#### [Input records]
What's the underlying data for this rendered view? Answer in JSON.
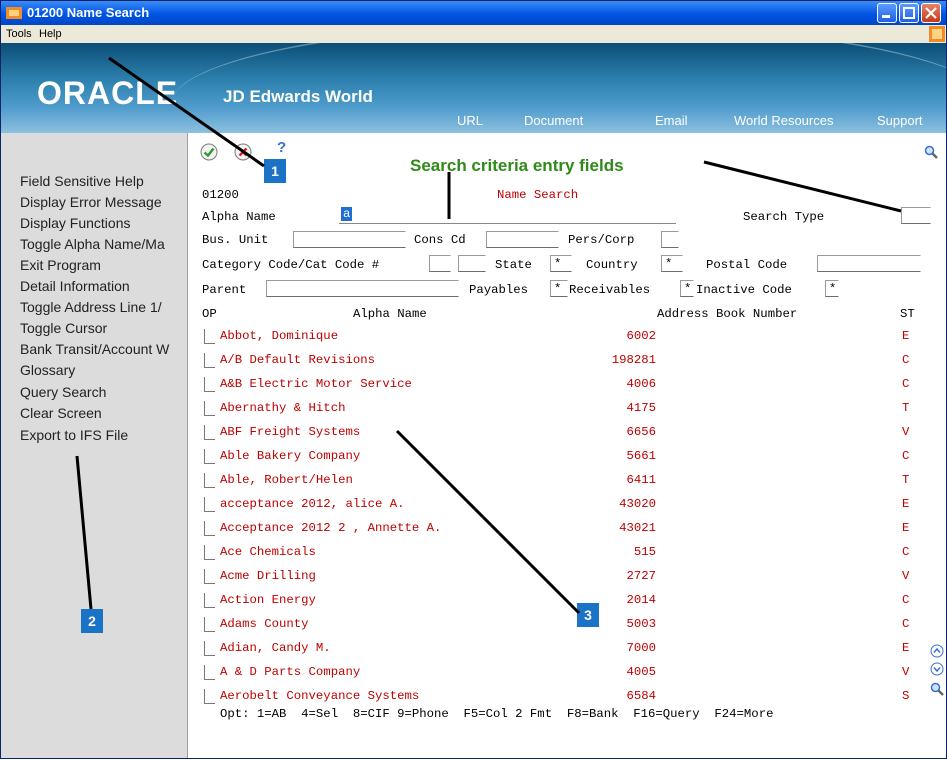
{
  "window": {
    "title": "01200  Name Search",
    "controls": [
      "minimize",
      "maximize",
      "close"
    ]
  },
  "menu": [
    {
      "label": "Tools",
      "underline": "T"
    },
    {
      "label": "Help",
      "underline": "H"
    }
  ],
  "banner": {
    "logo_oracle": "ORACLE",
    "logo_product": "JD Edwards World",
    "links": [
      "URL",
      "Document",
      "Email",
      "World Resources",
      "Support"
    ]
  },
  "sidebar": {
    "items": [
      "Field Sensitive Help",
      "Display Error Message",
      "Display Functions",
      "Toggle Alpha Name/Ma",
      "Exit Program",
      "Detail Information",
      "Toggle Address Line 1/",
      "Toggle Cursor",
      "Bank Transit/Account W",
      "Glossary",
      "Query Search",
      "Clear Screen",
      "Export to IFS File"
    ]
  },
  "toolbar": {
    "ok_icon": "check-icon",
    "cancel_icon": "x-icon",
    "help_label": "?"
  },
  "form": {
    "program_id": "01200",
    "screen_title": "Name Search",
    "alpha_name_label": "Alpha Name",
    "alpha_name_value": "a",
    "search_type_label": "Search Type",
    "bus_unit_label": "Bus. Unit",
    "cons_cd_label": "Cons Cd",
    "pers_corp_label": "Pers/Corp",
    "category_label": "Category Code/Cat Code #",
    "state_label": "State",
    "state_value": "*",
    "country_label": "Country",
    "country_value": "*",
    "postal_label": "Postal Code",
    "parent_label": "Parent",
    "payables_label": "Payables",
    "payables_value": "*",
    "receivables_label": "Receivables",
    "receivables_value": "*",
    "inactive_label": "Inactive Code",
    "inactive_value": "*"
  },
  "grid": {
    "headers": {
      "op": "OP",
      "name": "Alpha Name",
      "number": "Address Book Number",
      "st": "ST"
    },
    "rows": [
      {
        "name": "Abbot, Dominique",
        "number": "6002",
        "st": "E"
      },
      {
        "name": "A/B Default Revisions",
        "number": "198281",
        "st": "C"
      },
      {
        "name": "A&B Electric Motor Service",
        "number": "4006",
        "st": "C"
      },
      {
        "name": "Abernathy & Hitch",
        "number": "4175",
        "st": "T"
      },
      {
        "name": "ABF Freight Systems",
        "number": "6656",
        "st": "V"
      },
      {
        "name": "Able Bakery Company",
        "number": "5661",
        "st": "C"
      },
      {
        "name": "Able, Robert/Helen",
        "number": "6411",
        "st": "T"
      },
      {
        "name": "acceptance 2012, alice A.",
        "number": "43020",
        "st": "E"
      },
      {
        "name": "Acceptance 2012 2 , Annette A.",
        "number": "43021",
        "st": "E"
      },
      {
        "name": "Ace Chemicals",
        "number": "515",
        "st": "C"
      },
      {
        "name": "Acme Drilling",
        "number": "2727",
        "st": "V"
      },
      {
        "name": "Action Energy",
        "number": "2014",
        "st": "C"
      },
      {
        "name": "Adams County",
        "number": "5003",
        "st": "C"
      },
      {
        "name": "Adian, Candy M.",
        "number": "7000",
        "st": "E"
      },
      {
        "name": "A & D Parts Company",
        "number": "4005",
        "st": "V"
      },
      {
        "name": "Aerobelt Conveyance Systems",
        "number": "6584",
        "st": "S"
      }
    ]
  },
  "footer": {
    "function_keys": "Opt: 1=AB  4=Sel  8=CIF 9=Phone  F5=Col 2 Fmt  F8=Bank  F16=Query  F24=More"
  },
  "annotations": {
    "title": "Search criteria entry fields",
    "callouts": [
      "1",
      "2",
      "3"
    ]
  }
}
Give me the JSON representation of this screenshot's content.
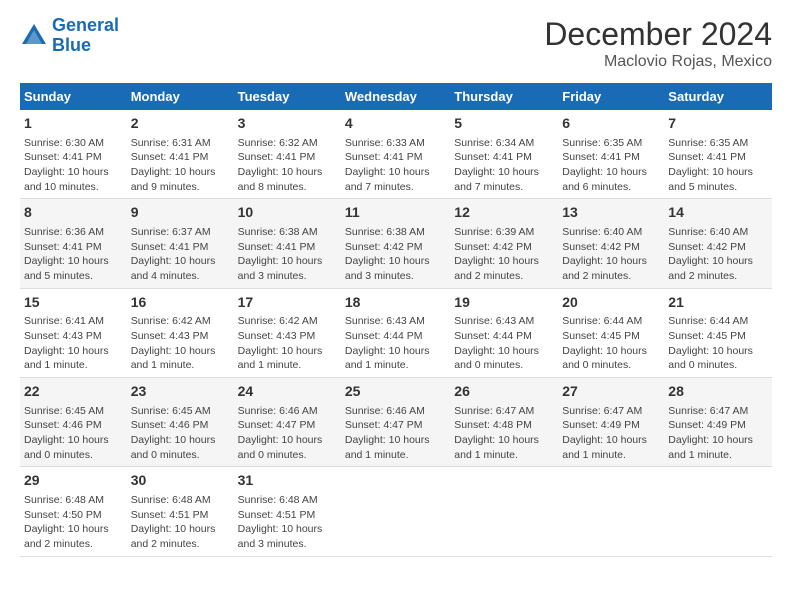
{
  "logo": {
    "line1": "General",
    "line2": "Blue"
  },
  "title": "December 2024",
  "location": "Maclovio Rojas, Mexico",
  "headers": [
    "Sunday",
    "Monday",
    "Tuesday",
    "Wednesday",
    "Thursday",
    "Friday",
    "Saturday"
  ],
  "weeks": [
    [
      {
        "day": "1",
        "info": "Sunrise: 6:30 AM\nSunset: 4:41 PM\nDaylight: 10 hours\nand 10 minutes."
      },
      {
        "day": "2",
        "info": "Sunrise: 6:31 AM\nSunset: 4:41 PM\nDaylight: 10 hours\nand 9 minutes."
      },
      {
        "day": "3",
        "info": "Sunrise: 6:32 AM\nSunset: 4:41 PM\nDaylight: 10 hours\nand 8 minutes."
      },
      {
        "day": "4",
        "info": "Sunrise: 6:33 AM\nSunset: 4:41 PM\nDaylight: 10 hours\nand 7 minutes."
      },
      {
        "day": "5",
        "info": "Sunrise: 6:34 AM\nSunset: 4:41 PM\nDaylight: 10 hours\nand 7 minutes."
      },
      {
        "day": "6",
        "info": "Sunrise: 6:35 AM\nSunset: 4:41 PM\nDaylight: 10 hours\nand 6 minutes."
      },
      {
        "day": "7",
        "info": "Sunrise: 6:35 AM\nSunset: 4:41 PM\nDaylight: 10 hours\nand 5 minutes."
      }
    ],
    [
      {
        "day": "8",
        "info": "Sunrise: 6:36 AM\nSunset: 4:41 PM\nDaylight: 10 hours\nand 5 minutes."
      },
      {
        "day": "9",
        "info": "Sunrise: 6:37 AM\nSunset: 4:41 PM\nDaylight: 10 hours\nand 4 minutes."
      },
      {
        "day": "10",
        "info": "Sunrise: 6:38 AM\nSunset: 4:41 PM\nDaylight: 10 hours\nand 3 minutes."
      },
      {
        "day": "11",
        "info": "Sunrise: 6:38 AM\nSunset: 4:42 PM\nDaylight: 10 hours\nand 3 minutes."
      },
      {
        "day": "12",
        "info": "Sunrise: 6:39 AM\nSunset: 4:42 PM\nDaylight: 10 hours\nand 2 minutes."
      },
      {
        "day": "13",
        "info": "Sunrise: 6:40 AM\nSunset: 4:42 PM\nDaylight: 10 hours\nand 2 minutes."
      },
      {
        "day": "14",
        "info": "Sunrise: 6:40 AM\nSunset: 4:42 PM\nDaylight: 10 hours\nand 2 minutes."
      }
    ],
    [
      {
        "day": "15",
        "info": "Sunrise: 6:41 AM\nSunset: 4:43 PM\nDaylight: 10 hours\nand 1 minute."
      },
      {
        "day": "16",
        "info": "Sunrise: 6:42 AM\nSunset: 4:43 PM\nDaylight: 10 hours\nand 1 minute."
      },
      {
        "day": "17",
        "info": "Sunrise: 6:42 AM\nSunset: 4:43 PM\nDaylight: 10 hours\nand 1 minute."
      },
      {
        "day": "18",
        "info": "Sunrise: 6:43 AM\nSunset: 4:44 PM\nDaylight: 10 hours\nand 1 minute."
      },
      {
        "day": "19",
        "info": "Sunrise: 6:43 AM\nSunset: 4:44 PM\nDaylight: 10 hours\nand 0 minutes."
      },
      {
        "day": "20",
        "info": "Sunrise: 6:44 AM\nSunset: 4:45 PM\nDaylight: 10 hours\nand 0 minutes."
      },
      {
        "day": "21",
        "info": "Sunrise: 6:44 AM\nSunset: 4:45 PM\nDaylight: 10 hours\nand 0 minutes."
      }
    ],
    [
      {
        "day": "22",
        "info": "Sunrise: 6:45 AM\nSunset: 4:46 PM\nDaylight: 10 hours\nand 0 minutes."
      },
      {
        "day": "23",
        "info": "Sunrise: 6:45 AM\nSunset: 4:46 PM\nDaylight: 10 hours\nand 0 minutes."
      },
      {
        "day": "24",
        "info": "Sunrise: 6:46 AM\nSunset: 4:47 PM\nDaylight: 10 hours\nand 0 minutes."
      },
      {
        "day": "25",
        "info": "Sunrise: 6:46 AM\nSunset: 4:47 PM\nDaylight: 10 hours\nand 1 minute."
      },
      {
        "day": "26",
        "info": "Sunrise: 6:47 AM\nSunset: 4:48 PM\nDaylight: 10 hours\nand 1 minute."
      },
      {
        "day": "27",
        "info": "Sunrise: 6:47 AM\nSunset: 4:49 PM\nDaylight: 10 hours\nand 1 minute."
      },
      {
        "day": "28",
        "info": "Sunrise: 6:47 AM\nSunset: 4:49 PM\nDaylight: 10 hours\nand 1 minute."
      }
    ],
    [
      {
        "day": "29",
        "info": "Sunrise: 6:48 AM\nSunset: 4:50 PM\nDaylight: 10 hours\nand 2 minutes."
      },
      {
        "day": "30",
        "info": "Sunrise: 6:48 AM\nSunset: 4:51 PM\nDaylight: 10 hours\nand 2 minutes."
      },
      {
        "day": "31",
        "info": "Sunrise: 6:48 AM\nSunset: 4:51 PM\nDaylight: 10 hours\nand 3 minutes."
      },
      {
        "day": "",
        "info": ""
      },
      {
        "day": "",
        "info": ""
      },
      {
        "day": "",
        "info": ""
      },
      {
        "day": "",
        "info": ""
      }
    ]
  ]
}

#### [Task]
Go through the material and select each line with the string "Company" in it.

#### [Finished task]
        "name": "Able Bakery Company",
        "name": "A & D Parts Company",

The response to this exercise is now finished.